(Saved entries)
****

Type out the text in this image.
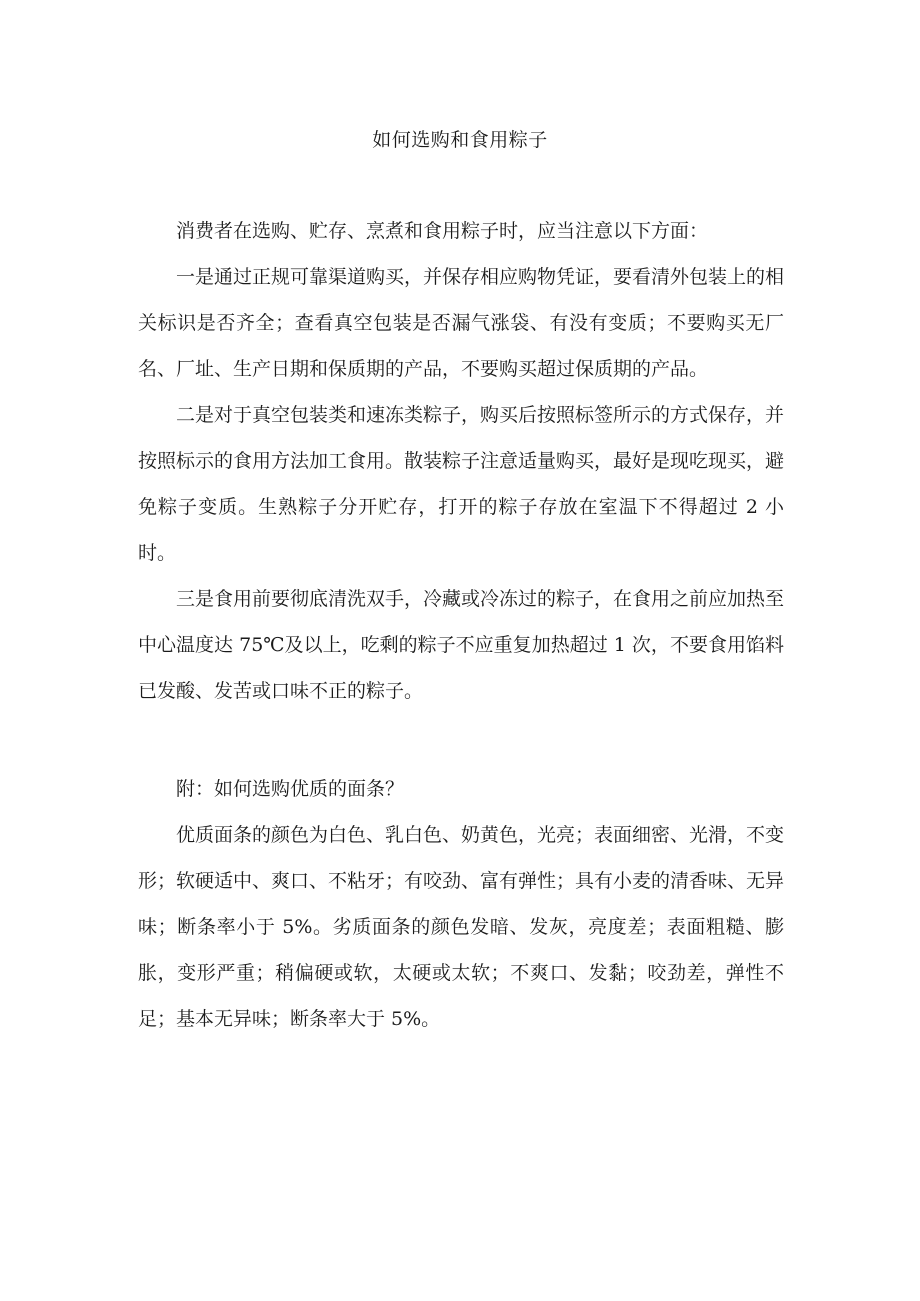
如何选购和食用粽子

消费者在选购、贮存、烹煮和食用粽子时，应当注意以下方面：

一是通过正规可靠渠道购买，并保存相应购物凭证，要看清外包装上的相关标识是否齐全；查看真空包装是否漏气涨袋、有没有变质；不要购买无厂名、厂址、生产日期和保质期的产品，不要购买超过保质期的产品。

二是对于真空包装类和速冻类粽子，购买后按照标签所示的方式保存，并按照标示的食用方法加工食用。散装粽子注意适量购买，最好是现吃现买，避免粽子变质。生熟粽子分开贮存，打开的粽子存放在室温下不得超过 2 小时。

三是食用前要彻底清洗双手，冷藏或冷冻过的粽子，在食用之前应加热至中心温度达 75℃及以上，吃剩的粽子不应重复加热超过 1 次，不要食用馅料已发酸、发苦或口味不正的粽子。

附：如何选购优质的面条？

优质面条的颜色为白色、乳白色、奶黄色，光亮；表面细密、光滑，不变形；软硬适中、爽口、不粘牙；有咬劲、富有弹性；具有小麦的清香味、无异味；断条率小于 5%。劣质面条的颜色发暗、发灰，亮度差；表面粗糙、膨胀，变形严重；稍偏硬或软，太硬或太软；不爽口、发黏；咬劲差，弹性不足；基本无异味；断条率大于 5%。
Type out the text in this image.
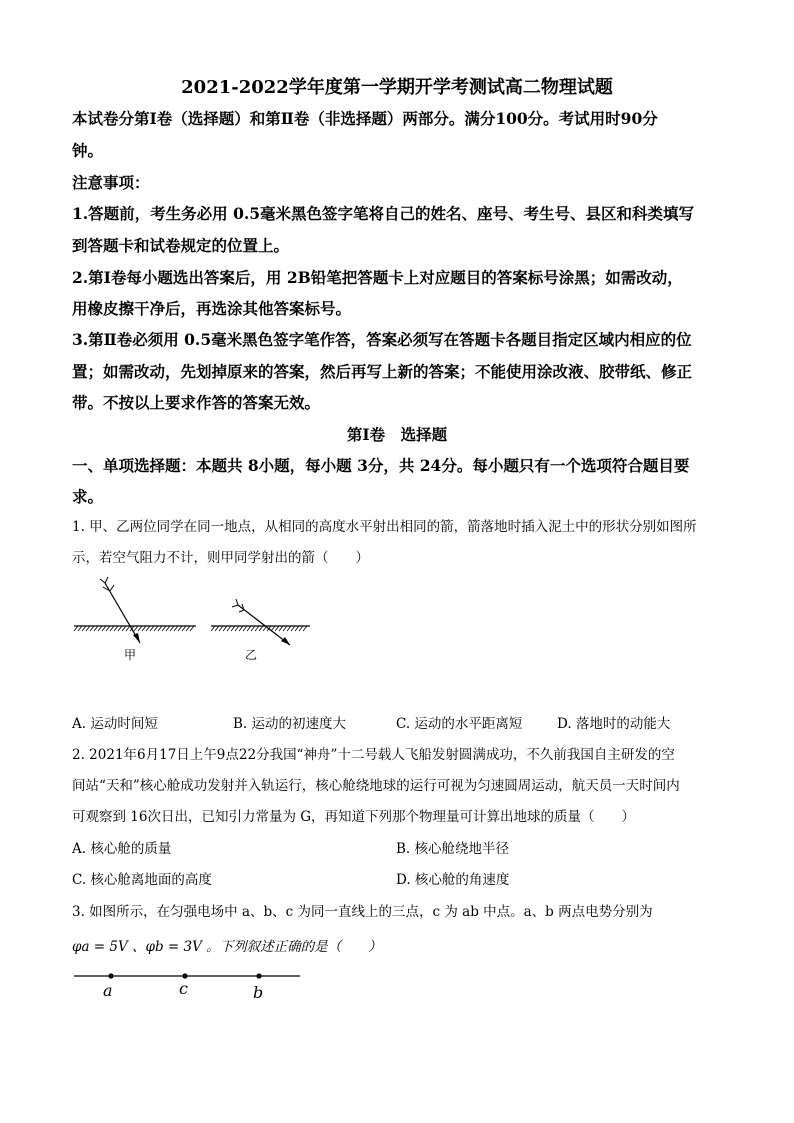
2021-2022学年度第一学期开学考测试高二物理试题
本试卷分第Ⅰ卷（选择题）和第Ⅱ卷（非选择题）两部分。满分100分。考试用时90分
钟。
注意事项：
1.答题前，考生务必用 0.5毫米黑色签字笔将自己的姓名、座号、考生号、县区和科类填写
到答题卡和试卷规定的位置上。
2.第Ⅰ卷每小题选出答案后，用 2B铅笔把答题卡上对应题目的答案标号涂黑；如需改动，
用橡皮擦干净后，再选涂其他答案标号。
3.第Ⅱ卷必须用 0.5毫米黑色签字笔作答，答案必须写在答题卡各题目指定区域内相应的位
置；如需改动，先划掉原来的答案，然后再写上新的答案；不能使用涂改液、胶带纸、修正
带。不按以上要求作答的答案无效。
第Ⅰ卷　选择题
一、单项选择题：本题共 8小题，每小题 3分，共 24分。每小题只有一个选项符合题目要
求。
1. 甲、乙两位同学在同一地点，从相同的高度水平射出相同的箭，箭落地时插入泥土中的形状分别如图所
示，若空气阻力不计，则甲同学射出的箭（　　）
甲	乙
A. 运动时间短	B. 运动的初速度大	C. 运动的水平距离短	D. 落地时的动能大
2. 2021年6月17日上午9点22分我国“神舟”十二号载人飞船发射圆满成功，不久前我国自主研发的空
间站“天和”核心舱成功发射并入轨运行，核心舱绕地球的运行可视为匀速圆周运动，航天员一天时间内
可观察到 16次日出，已知引力常量为 G，再知道下列那个物理量可计算出地球的质量（　　）
A. 核心舱的质量	B. 核心舱绕地半径
C. 核心舱离地面的高度	D. 核心舱的角速度
3. 如图所示，在匀强电场中 a、b、c 为同一直线上的三点，c 为 ab 中点。a、b 两点电势分别为
φa = 5V 、φb = 3V 。下列叙述正确的是（　　）
a	c	b
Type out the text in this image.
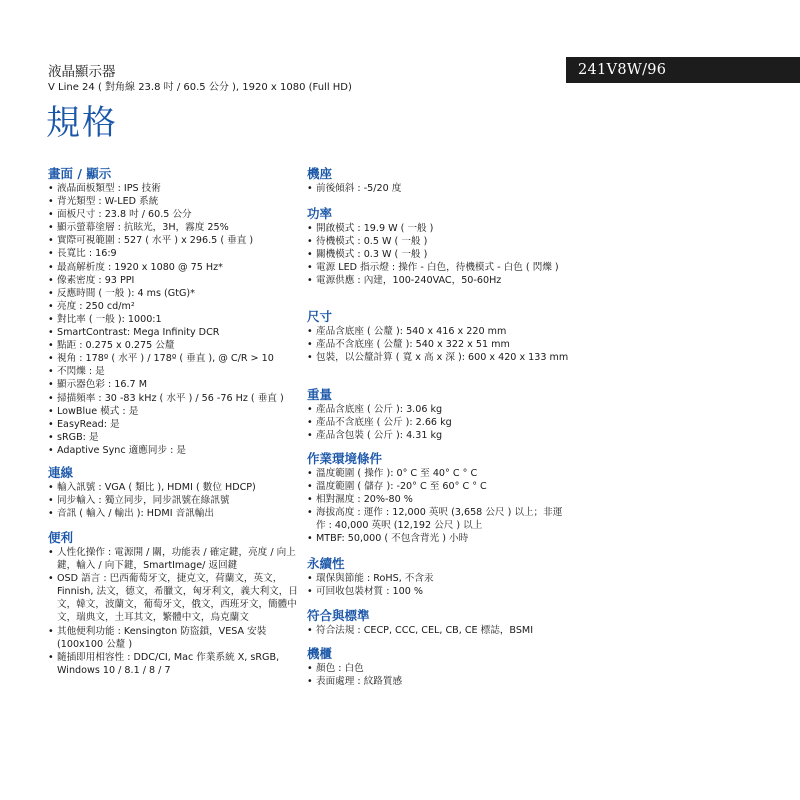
241V8W/96
液晶顯示器
V Line 24 ( 對角線 23.8 吋 / 60.5 公分 ), 1920 x 1080 (Full HD)
規格
畫面 / 顯示
• 液晶面板類型 : IPS 技術
• 背光類型 : W-LED 系統
• 面板尺寸 : 23.8 吋 / 60.5 公分
• 顯示螢幕塗層 : 抗眩光，3H，霧度 25%
• 實際可視範圍 : 527 ( 水平 ) x 296.5 ( 垂直 )
• 長寬比 : 16:9
• 最高解析度 : 1920 x 1080 @ 75 Hz*
• 像素密度 : 93 PPI
• 反應時間 ( 一般 ): 4 ms (GtG)*
• 亮度 : 250 cd/m²
• 對比率 ( 一般 ): 1000:1
• SmartContrast: Mega Infinity DCR
• 點距 : 0.275 x 0.275 公釐
• 視角 : 178º ( 水平 ) / 178º ( 垂直 ), @ C/R > 10
• 不閃爍 : 是
• 顯示器色彩 : 16.7 M
• 掃描頻率 : 30 -83 kHz ( 水平 ) / 56 -76 Hz ( 垂直 )
• LowBlue 模式 : 是
• EasyRead: 是
• sRGB: 是
• Adaptive Sync 適應同步 : 是
連線
• 輸入訊號 : VGA ( 類比 ), HDMI ( 數位 HDCP)
• 同步輸入 : 獨立同步，同步訊號在綠訊號
• 音訊 ( 輸入 / 輸出 ): HDMI 音訊輸出
便利
• 人性化操作 : 電源開 / 關，功能表 / 確定鍵，亮度 / 向上鍵，輸入 / 向下鍵，SmartImage/ 返回鍵
• OSD 語言 : 巴西葡萄牙文，捷克文，荷蘭文，英文，Finnish, 法文，德文，希臘文，匈牙利文，義大利文，日文，韓文，波蘭文，葡萄牙文，俄文，西班牙文，簡體中文，瑞典文，土耳其文，繁體中文，烏克蘭文
• 其他便利功能 : Kensington 防盜鎖，VESA 安裝 (100x100 公釐 )
• 隨插即用相容性 : DDC/CI, Mac 作業系統 X, sRGB, Windows 10 / 8.1 / 8 / 7
機座
• 前後傾斜 : -5/20 度
功率
• 開啟模式 : 19.9 W ( 一般 )
• 待機模式 : 0.5 W ( 一般 )
• 關機模式 : 0.3 W ( 一般 )
• 電源 LED 指示燈 : 操作 - 白色，待機模式 - 白色 ( 閃爍 )
• 電源供應 : 內建，100-240VAC，50-60Hz
尺寸
• 產品含底座 ( 公釐 ): 540 x 416 x 220 mm
• 產品不含底座 ( 公釐 ): 540 x 322 x 51 mm
• 包裝，以公釐計算 ( 寬 x 高 x 深 ): 600 x 420 x 133 mm
重量
• 產品含底座 ( 公斤 ): 3.06 kg
• 產品不含底座 ( 公斤 ): 2.66 kg
• 產品含包裝 ( 公斤 ): 4.31 kg
作業環境條件
• 溫度範圍 ( 操作 ): 0° C 至 40° C ° C
• 溫度範圍 ( 儲存 ): -20° C 至 60° C ° C
• 相對濕度 : 20%-80 %
• 海拔高度 : 運作 : 12,000 英呎 (3,658 公尺 ) 以上；非運作 : 40,000 英呎 (12,192 公尺 ) 以上
• MTBF: 50,000 ( 不包含背光 ) 小時
永續性
• 環保與節能 : RoHS, 不含汞
• 可回收包裝材質 : 100 %
符合與標準
• 符合法規 : CECP, CCC, CEL, CB, CE 標誌，BSMI
機櫃
• 顏色 : 白色
• 表面處理 : 紋路質感
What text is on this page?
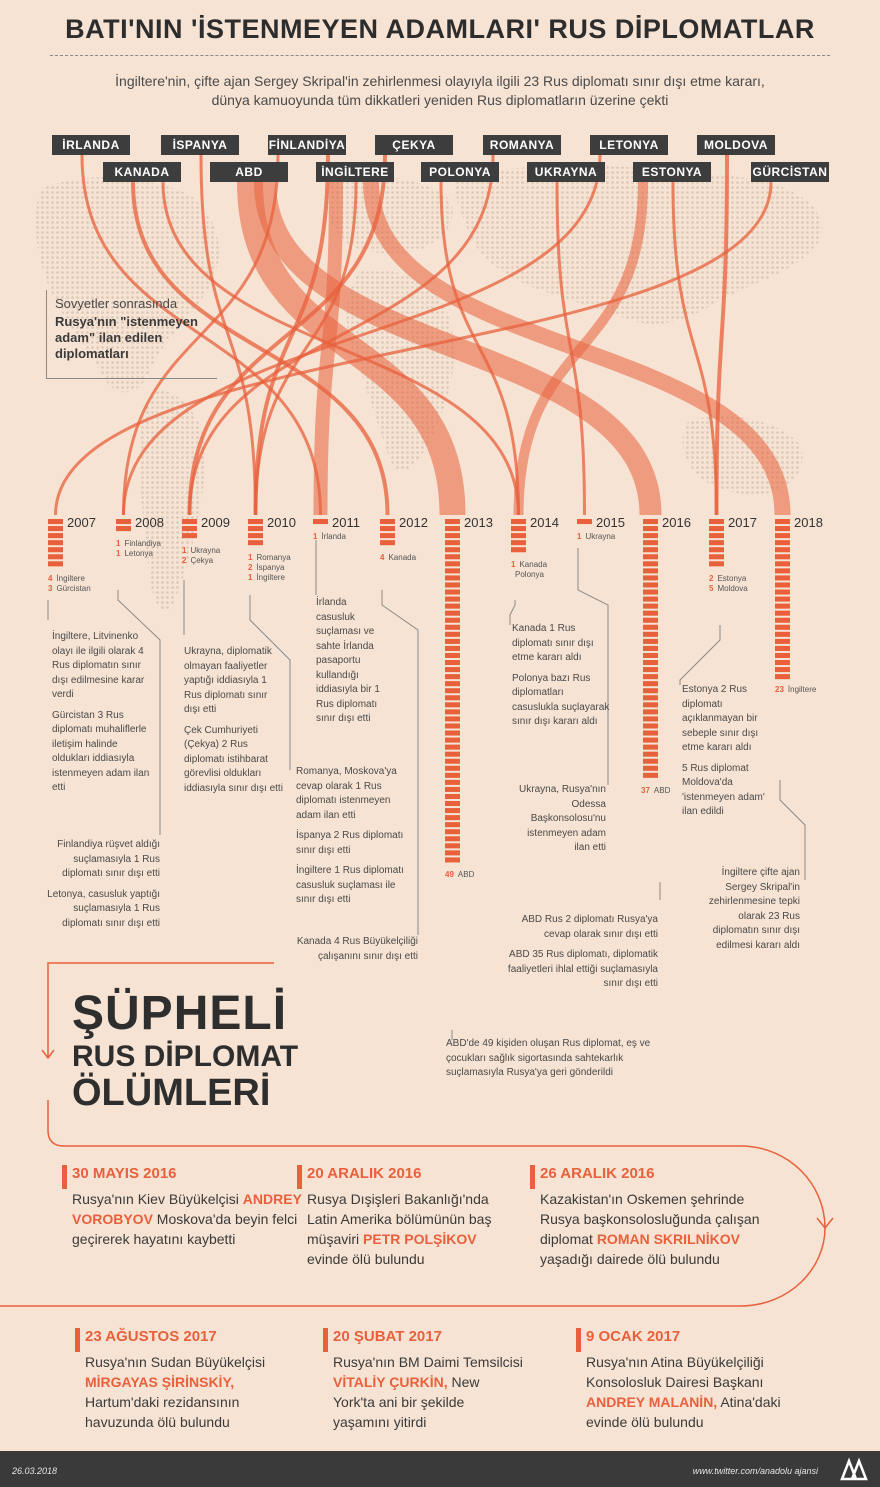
BATI'NIN 'İSTENMEYEN ADAMLARI' RUS DİPLOMATLAR
İngiltere'nin, çifte ajan Sergey Skripal'in zehirlenmesi olayıyla ilgili 23 Rus diplomatı sınır dışı etme kararı,
dünya kamuoyunda tüm dikkatleri yeniden Rus diplomatların üzerine çekti
İRLANDA	İSPANYA	FİNLANDİYA	ÇEKYA	ROMANYA	LETONYA	MOLDOVA
KANADA	ABD	İNGİLTERE	POLONYA	UKRAYNA	ESTONYA	GÜRCİSTAN
Sovyetler sonrasında
Rusya'nın "istenmeyen adam" ilan edilen diplomatları
2007
4 İngiltere
3 Gürcistan
2008
1 Finlandiya
1 Letonya
2009
1 Ukrayna
2 Çekya
2010
1 Romanya
2 İspanya
1 İngiltere
2011
1 İrlanda
2012
4 Kanada
2013
49 ABD
2014
1 Kanada
Polonya
2015
1 Ukrayna
2016
37 ABD
2017
2 Estonya
5 Moldova
2018
23 İngiltere

İngiltere, Litvinenko olayı ile ilgili olarak 4 Rus diplomatın sınır dışı edilmesine karar verdi

Gürcistan 3 Rus diplomatı muhaliflerle iletişim halinde oldukları iddiasıyla istenmeyen adam ilan etti

Finlandiya rüşvet aldığı suçlamasıyla 1 Rus diplomatı sınır dışı etti

Letonya, casusluk yaptığı suçlamasıyla 1 Rus diplomatı sınır dışı etti

Ukrayna, diplomatik olmayan faaliyetler yaptığı iddiasıyla 1 Rus diplomatı sınır dışı etti

Çek Cumhuriyeti (Çekya) 2 Rus diplomatı istihbarat görevlisi oldukları iddiasıyla sınır dışı etti

İrlanda casusluk suçlaması ve sahte İrlanda pasaportu kullandığı iddiasıyla bir 1 Rus diplomatı sınır dışı etti

Romanya, Moskova'ya cevap olarak 1 Rus diplomatı istenmeyen adam ilan etti

İspanya 2 Rus diplomatı sınır dışı etti

İngiltere 1 Rus diplomatı casusluk suçlaması ile sınır dışı etti

Kanada 4 Rus Büyükelçiliği çalışanını sınır dışı etti

Kanada 1 Rus diplomatı sınır dışı etme kararı aldı

Polonya bazı Rus diplomatları casuslukla suçlayarak sınır dışı kararı aldı

Ukrayna, Rusya'nın Odessa Başkonsolosu'nu istenmeyen adam ilan etti

ABD Rus 2 diplomatı Rusya'ya cevap olarak sınır dışı etti

ABD 35 Rus diplomatı, diplomatik faaliyetleri ihlal ettiği suçlamasıyla sınır dışı etti

ABD'de 49 kişiden oluşan Rus diplomat, eş ve çocukları sağlık sigortasında sahtekarlık suçlamasıyla Rusya'ya geri gönderildi

Estonya 2 Rus diplomatı açıklanmayan bir sebeple sınır dışı etme kararı aldı

5 Rus diplomat Moldova'da 'istenmeyen adam' ilan edildi

İngiltere çifte ajan Sergey Skripal'in zehirlenmesine tepki olarak 23 Rus diplomatın sınır dışı edilmesi kararı aldı

ŞÜPHELİ
RUS DİPLOMAT
ÖLÜMLERİ
30 MAYIS 2016
Rusya'nın Kiev Büyükelçisi ANDREY VOROBYOV Moskova'da beyin felci geçirerek hayatını kaybetti
20 ARALIK 2016
Rusya Dışişleri Bakanlığı'nda Latin Amerika bölümünün baş müşaviri PETR POLŞİKOV evinde ölü bulundu
26 ARALIK 2016
Kazakistan'ın Oskemen şehrinde Rusya başkonsolosluğunda çalışan diplomat ROMAN SKRILNİKOV yaşadığı dairede ölü bulundu
23 AĞUSTOS 2017
Rusya'nın Sudan Büyükelçisi MİRGAYAS ŞİRİNSKİY, Hartum'daki rezidansının havuzunda ölü bulundu
20 ŞUBAT 2017
Rusya'nın BM Daimi Temsilcisi VİTALİY ÇURKİN, New York'ta ani bir şekilde yaşamını yitirdi
9 OCAK 2017
Rusya'nın Atina Büyükelçiliği Konsolosluk Dairesi Başkanı ANDREY MALANİN, Atina'daki evinde ölü bulundu
26.03.2018	www.twitter.com/anadolu ajansi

****

## TASK BRIEF
Return every line holding the word "olarak" from the records.

## RESULT OF THE EXERCISE
İngiltere, Litvinenko olayı ile ilgili olarak 4 Rus diplomatın sınır dışı edilmesine karar verdi
Romanya, Moskova'ya cevap olarak 1 Rus diplomatı istenmeyen adam ilan etti
ABD Rus 2 diplomatı Rusya'ya cevap olarak sınır dışı etti
İngiltere çifte ajan Sergey Skripal'in zehirlenmesine tepki olarak 23 Rus diplomatın sınır dışı edilmesi kararı aldı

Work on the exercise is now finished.